**RECORDS SHOWN**:

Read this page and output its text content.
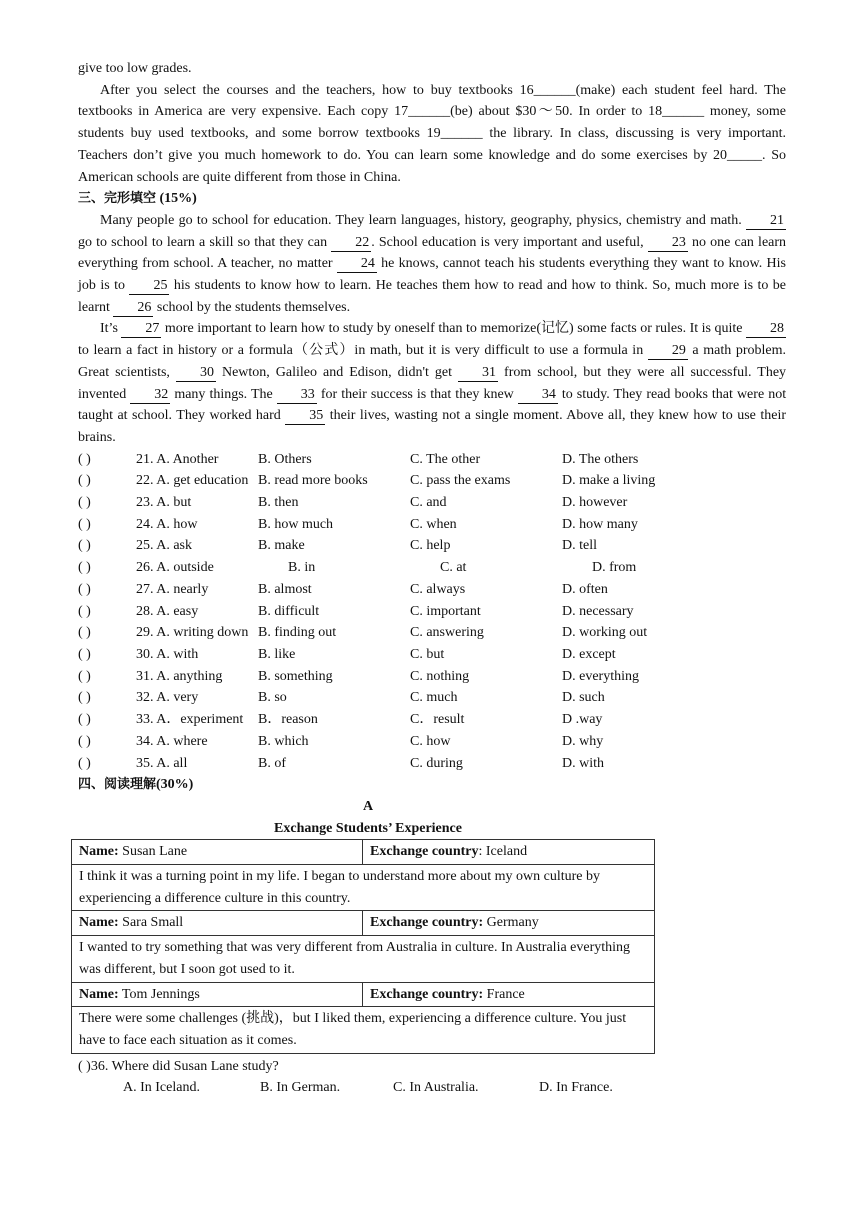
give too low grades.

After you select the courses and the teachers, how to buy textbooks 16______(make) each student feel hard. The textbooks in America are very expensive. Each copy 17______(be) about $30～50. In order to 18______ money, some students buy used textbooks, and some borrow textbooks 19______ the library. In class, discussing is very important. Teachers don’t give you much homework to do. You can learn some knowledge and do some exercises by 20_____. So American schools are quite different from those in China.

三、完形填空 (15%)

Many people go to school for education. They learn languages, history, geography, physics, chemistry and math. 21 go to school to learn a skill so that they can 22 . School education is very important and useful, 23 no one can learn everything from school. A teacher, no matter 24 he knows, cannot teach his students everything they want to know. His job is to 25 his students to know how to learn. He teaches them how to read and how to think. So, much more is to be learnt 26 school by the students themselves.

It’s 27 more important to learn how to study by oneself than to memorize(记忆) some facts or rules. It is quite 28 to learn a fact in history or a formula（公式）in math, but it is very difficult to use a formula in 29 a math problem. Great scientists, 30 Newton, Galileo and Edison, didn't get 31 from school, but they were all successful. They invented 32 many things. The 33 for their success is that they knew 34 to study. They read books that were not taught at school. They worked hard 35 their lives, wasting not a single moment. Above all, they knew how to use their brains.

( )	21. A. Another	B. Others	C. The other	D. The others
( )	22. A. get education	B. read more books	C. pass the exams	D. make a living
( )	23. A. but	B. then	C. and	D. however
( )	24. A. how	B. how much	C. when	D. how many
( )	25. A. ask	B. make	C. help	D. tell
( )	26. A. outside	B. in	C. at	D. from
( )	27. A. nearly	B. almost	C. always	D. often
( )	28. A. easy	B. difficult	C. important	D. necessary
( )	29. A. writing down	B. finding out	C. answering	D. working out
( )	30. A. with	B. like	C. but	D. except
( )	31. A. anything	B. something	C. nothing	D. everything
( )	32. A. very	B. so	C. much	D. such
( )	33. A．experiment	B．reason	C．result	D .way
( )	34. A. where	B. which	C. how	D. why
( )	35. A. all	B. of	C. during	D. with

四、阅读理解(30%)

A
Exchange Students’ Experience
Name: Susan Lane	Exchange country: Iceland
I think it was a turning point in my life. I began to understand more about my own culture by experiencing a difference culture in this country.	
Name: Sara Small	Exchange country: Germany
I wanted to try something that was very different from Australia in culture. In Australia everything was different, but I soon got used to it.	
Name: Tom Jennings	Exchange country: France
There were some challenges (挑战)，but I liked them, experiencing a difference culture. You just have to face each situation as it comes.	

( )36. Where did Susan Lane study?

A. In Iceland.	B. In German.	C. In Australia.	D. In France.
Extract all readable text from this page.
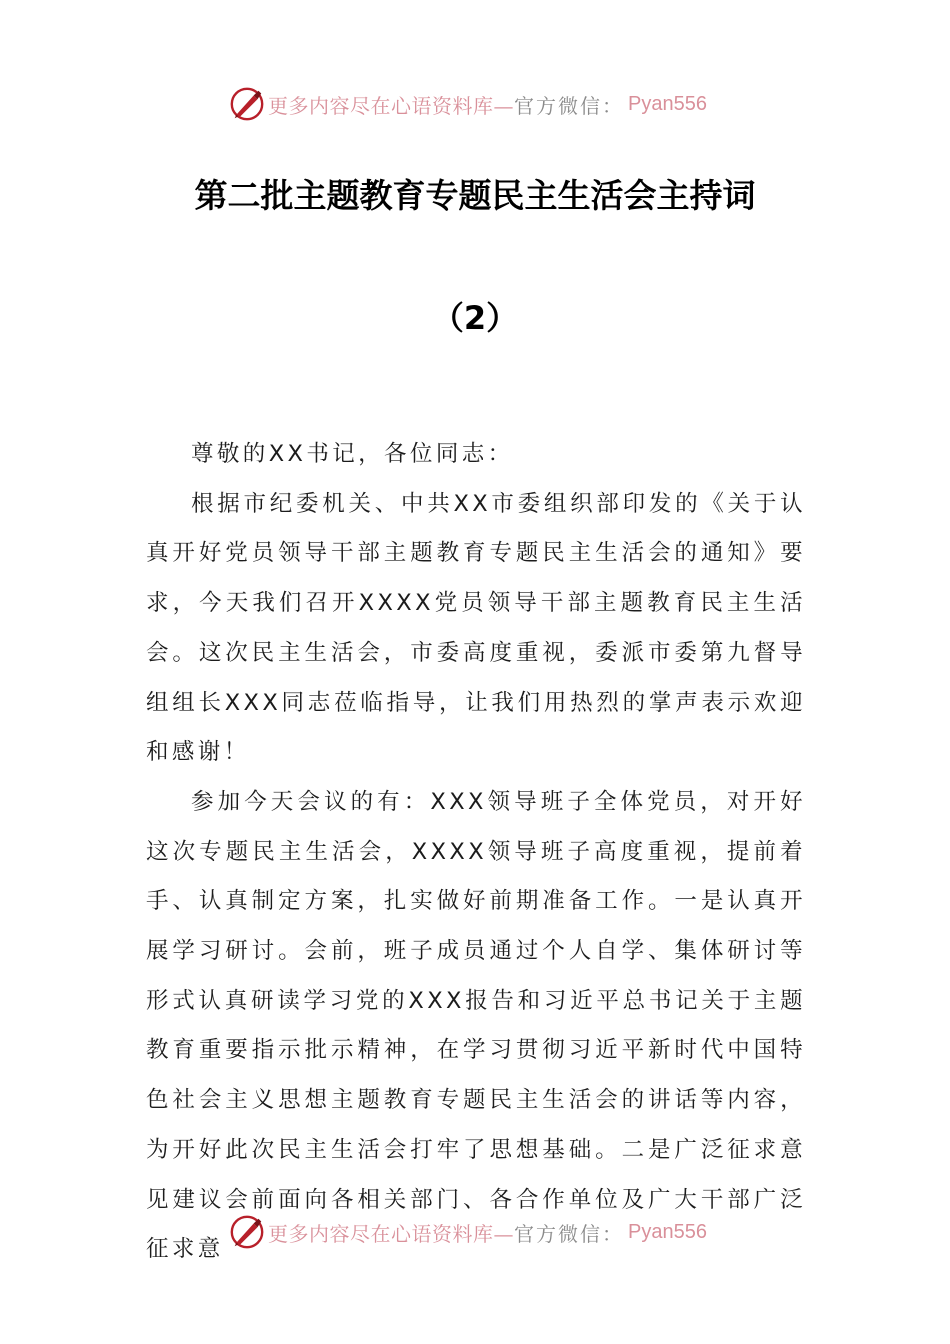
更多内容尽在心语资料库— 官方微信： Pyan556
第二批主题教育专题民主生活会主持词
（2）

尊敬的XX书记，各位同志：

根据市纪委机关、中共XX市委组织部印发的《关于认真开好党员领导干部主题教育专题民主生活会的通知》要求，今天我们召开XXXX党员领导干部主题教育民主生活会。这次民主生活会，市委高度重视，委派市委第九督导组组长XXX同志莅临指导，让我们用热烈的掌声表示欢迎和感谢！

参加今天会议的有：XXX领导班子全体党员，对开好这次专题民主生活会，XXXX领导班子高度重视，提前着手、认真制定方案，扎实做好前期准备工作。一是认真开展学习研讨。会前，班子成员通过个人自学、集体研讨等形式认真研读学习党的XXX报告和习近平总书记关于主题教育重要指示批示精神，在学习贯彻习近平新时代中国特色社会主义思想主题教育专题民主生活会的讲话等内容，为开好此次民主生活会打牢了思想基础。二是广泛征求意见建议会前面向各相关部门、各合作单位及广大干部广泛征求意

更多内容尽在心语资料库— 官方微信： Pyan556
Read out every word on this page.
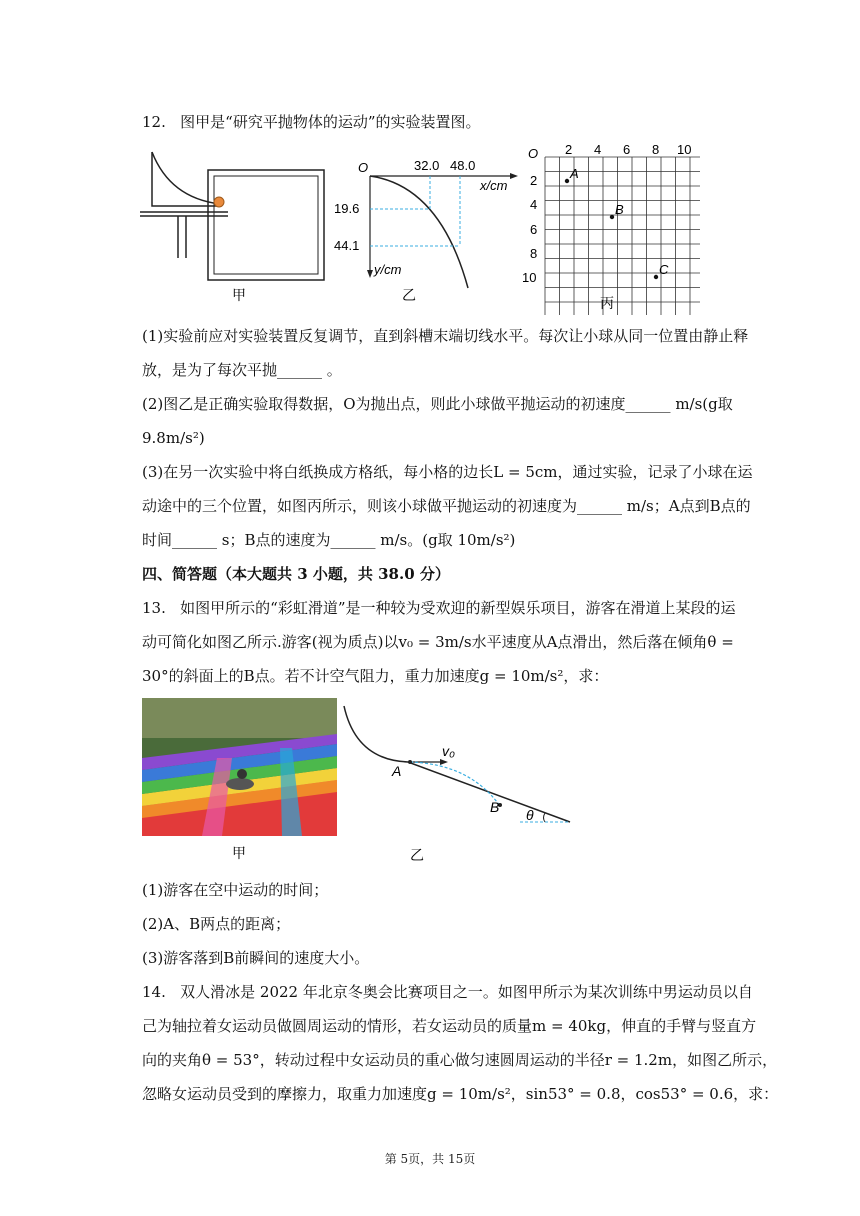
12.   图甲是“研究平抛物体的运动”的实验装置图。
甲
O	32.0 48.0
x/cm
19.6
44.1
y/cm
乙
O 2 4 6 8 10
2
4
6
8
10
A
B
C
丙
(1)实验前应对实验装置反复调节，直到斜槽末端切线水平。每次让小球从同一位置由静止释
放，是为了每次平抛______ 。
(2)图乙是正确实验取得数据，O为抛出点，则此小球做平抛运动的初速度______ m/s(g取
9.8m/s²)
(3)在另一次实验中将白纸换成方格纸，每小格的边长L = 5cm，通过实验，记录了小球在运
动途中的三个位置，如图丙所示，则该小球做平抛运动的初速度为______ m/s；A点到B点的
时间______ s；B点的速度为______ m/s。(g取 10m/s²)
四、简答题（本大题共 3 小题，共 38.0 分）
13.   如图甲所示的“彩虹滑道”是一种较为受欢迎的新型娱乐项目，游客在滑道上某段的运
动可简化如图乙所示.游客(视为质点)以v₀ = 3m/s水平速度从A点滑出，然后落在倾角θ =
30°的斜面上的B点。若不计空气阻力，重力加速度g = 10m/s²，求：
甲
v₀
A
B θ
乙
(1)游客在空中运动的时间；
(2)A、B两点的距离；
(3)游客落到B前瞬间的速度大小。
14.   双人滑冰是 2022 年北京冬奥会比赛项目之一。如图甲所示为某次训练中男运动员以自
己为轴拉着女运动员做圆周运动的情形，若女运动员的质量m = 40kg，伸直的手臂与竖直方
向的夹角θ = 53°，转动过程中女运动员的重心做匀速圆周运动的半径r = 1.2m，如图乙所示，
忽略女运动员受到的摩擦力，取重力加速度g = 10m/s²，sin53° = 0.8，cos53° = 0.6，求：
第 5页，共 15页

**YOUR GOAL**: All the lines above are to be reproduced exactly, except the pictures.

**SOLUTION FOR THIS EXERCISE**:
Read this page and output its text content.
give too low grades.

After you select the courses and the teachers, how to buy textbooks 16______(make) each student feel hard. The textbooks in America are very expensive. Each copy 17______(be) about $30～50. In order to 18______ money, some students buy used textbooks, and some borrow textbooks 19______ the library. In class, discussing is very important. Teachers don’t give you much homework to do. You can learn some knowledge and do some exercises by 20_____. So American schools are quite different from those in China.

三、完形填空 (15%)

Many people go to school for education. They learn languages, history, geography, physics, chemistry and math. 21 go to school to learn a skill so that they can 22 . School education is very important and useful, 23 no one can learn everything from school. A teacher, no matter 24 he knows, cannot teach his students everything they want to know. His job is to 25 his students to know how to learn. He teaches them how to read and how to think. So, much more is to be learnt 26 school by the students themselves.

It’s 27 more important to learn how to study by oneself than to memorize(记忆) some facts or rules. It is quite 28 to learn a fact in history or a formula（公式）in math, but it is very difficult to use a formula in 29 a math problem. Great scientists, 30 Newton, Galileo and Edison, didn't get 31 from school, but they were all successful. They invented 32 many things. The 33 for their success is that they knew 34 to study. They read books that were not taught at school. They worked hard 35 their lives, wasting not a single moment. Above all, they knew how to use their brains.

( )	21. A. Another	B. Others	C. The other	D. The others
( )	22. A. get education	B. read more books	C. pass the exams	D. make a living
( )	23. A. but	B. then	C. and	D. however
( )	24. A. how	B. how much	C. when	D. how many
( )	25. A. ask	B. make	C. help	D. tell
( )	26. A. outside	B. in	C. at	D. from
( )	27. A. nearly	B. almost	C. always	D. often
( )	28. A. easy	B. difficult	C. important	D. necessary
( )	29. A. writing down	B. finding out	C. answering	D. working out
( )	30. A. with	B. like	C. but	D. except
( )	31. A. anything	B. something	C. nothing	D. everything
( )	32. A. very	B. so	C. much	D. such
( )	33. A．experiment	B．reason	C．result	D .way
( )	34. A. where	B. which	C. how	D. why
( )	35. A. all	B. of	C. during	D. with

四、阅读理解(30%)

A
Exchange Students’ Experience
Name: Susan Lane	Exchange country: Iceland
I think it was a turning point in my life. I began to understand more about my own culture by experiencing a difference culture in this country.	
Name: Sara Small	Exchange country: Germany
I wanted to try something that was very different from Australia in culture. In Australia everything was different, but I soon got used to it.	
Name: Tom Jennings	Exchange country: France
There were some challenges (挑战)，but I liked them, experiencing a difference culture. You just have to face each situation as it comes.	

( )36. Where did Susan Lane study?

A. In Iceland.	B. In German.	C. In Australia.	D. In France.
Extract all readable text from this page.
更多内容尽在心语资料库— 官方微信： Pyan556
第二批主题教育专题民主生活会主持词
（2）

尊敬的XX书记，各位同志：

根据市纪委机关、中共XX市委组织部印发的《关于认真开好党员领导干部主题教育专题民主生活会的通知》要求，今天我们召开XXXX党员领导干部主题教育民主生活会。这次民主生活会，市委高度重视，委派市委第九督导组组长XXX同志莅临指导，让我们用热烈的掌声表示欢迎和感谢！

参加今天会议的有：XXX领导班子全体党员，对开好这次专题民主生活会，XXXX领导班子高度重视，提前着手、认真制定方案，扎实做好前期准备工作。一是认真开展学习研讨。会前，班子成员通过个人自学、集体研讨等形式认真研读学习党的XXX报告和习近平总书记关于主题教育重要指示批示精神，在学习贯彻习近平新时代中国特色社会主义思想主题教育专题民主生活会的讲话等内容，为开好此次民主生活会打牢了思想基础。二是广泛征求意见建议会前面向各相关部门、各合作单位及广大干部广泛征求意

更多内容尽在心语资料库— 官方微信： Pyan556
Read out every word on this page.
12.   图甲是“研究平抛物体的运动”的实验装置图。
甲
O	32.0 48.0
x/cm
19.6
44.1
y/cm
乙
O 2 4 6 8 10
2
4
6
8
10
A
B
C
丙
(1)实验前应对实验装置反复调节，直到斜槽末端切线水平。每次让小球从同一位置由静止释
放，是为了每次平抛______ 。
(2)图乙是正确实验取得数据，O为抛出点，则此小球做平抛运动的初速度______ m/s(g取
9.8m/s²)
(3)在另一次实验中将白纸换成方格纸，每小格的边长L = 5cm，通过实验，记录了小球在运
动途中的三个位置，如图丙所示，则该小球做平抛运动的初速度为______ m/s；A点到B点的
时间______ s；B点的速度为______ m/s。(g取 10m/s²)
四、简答题（本大题共 3 小题，共 38.0 分）
13.   如图甲所示的“彩虹滑道”是一种较为受欢迎的新型娱乐项目，游客在滑道上某段的运
动可简化如图乙所示.游客(视为质点)以v₀ = 3m/s水平速度从A点滑出，然后落在倾角θ =
30°的斜面上的B点。若不计空气阻力，重力加速度g = 10m/s²，求：
甲
v₀
A
B θ
乙
(1)游客在空中运动的时间；
(2)A、B两点的距离；
(3)游客落到B前瞬间的速度大小。
14.   双人滑冰是 2022 年北京冬奥会比赛项目之一。如图甲所示为某次训练中男运动员以自
己为轴拉着女运动员做圆周运动的情形，若女运动员的质量m = 40kg，伸直的手臂与竖直方
向的夹角θ = 53°，转动过程中女运动员的重心做匀速圆周运动的半径r = 1.2m，如图乙所示，
忽略女运动员受到的摩擦力，取重力加速度g = 10m/s²，sin53° = 0.8，cos53° = 0.6，求：
第 5页，共 15页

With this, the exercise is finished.